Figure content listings

::::::

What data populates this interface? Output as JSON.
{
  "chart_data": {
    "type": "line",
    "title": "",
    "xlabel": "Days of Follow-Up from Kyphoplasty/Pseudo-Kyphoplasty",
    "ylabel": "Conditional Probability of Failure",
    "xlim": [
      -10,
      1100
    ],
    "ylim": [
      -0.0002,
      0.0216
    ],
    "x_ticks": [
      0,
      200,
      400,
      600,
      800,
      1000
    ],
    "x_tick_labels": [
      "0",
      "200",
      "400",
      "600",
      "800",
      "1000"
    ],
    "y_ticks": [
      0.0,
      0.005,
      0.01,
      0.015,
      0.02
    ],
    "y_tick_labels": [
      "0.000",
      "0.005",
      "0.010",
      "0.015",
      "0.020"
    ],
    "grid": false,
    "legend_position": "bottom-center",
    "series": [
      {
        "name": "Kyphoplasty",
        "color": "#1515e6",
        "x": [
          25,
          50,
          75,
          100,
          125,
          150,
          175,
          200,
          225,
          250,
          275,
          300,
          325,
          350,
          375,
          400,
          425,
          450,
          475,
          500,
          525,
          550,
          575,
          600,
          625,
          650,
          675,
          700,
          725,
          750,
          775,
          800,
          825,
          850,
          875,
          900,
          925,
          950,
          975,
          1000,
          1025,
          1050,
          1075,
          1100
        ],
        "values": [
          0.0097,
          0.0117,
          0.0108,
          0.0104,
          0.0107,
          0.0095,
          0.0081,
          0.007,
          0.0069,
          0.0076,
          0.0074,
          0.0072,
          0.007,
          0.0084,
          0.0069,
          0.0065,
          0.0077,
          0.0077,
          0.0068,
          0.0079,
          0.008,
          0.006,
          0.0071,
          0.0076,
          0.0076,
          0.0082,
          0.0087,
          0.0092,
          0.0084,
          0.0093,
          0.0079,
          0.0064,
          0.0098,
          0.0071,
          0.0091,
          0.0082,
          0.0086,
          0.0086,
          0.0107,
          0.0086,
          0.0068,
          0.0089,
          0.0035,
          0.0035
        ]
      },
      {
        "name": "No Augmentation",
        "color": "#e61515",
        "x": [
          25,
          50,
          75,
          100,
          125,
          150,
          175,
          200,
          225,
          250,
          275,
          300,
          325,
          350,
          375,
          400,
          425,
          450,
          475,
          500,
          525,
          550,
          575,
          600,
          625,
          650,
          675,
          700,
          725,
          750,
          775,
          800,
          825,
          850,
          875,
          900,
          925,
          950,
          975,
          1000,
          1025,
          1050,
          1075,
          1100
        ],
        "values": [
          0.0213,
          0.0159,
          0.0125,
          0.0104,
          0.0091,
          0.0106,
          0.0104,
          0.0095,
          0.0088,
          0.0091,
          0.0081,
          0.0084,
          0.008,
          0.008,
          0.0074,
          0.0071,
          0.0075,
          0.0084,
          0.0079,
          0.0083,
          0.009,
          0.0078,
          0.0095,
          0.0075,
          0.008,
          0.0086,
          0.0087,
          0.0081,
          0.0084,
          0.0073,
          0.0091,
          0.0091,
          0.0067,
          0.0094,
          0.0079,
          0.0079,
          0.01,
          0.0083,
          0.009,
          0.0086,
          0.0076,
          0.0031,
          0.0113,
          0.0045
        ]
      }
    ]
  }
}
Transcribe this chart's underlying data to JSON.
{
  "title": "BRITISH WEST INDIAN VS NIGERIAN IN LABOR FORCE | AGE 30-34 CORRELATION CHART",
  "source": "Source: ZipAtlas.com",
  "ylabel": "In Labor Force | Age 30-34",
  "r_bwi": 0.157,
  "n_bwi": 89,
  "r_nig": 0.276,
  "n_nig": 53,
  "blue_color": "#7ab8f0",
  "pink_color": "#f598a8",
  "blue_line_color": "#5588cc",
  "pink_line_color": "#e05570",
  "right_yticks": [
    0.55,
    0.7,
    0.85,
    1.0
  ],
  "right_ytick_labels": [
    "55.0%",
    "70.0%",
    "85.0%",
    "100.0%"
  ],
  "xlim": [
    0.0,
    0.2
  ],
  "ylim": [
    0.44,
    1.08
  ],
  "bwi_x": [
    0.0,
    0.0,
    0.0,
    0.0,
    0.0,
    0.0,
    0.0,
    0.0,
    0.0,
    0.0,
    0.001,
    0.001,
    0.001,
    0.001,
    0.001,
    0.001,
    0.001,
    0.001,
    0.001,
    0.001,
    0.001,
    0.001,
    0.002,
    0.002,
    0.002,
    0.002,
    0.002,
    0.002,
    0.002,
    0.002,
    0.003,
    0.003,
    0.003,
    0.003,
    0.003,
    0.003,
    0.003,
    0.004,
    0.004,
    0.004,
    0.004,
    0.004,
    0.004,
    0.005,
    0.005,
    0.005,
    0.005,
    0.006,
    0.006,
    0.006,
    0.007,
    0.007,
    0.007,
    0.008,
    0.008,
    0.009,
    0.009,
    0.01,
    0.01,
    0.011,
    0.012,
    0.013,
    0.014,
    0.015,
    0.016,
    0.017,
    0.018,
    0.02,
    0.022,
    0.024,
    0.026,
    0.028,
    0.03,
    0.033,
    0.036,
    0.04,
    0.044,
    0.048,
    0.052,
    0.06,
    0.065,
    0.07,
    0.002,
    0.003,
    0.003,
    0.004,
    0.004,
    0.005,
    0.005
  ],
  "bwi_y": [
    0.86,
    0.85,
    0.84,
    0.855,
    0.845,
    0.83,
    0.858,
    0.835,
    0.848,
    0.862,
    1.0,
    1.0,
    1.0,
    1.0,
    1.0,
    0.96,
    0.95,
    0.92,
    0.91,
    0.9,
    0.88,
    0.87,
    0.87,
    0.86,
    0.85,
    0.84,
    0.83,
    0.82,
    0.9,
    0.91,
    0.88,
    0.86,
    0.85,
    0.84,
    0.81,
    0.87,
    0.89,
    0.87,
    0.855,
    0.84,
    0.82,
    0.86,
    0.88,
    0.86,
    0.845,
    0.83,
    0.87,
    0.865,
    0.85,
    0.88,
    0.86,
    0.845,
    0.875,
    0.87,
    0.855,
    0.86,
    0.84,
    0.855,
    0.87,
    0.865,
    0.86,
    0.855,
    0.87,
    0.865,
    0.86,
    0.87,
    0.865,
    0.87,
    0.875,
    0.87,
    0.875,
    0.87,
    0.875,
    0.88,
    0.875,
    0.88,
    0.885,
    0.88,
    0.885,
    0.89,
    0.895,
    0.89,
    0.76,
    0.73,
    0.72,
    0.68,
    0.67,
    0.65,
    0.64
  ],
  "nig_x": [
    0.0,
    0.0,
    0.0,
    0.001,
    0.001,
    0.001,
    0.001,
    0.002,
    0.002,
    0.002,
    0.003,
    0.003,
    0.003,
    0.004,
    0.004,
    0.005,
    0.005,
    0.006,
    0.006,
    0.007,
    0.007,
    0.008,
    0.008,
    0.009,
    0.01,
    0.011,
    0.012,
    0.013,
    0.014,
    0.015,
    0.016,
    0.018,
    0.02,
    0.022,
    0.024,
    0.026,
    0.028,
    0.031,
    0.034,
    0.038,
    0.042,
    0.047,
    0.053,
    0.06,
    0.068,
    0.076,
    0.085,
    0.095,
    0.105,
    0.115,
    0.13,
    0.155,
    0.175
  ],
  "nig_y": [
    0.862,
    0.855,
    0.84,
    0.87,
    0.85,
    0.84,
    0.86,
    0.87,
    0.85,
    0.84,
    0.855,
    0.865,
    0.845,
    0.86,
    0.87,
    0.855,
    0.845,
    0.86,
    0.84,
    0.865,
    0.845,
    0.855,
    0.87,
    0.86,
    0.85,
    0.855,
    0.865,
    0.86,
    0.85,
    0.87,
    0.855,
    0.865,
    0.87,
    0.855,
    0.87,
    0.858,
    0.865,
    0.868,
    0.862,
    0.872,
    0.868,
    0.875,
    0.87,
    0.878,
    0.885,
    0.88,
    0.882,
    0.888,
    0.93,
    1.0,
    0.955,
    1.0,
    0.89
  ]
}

::::::

In the entries above, find lines with "name" and copy each.

## [Answer to the problem]
        "name": "Kyphoplasty",
        "name": "No Augmentation",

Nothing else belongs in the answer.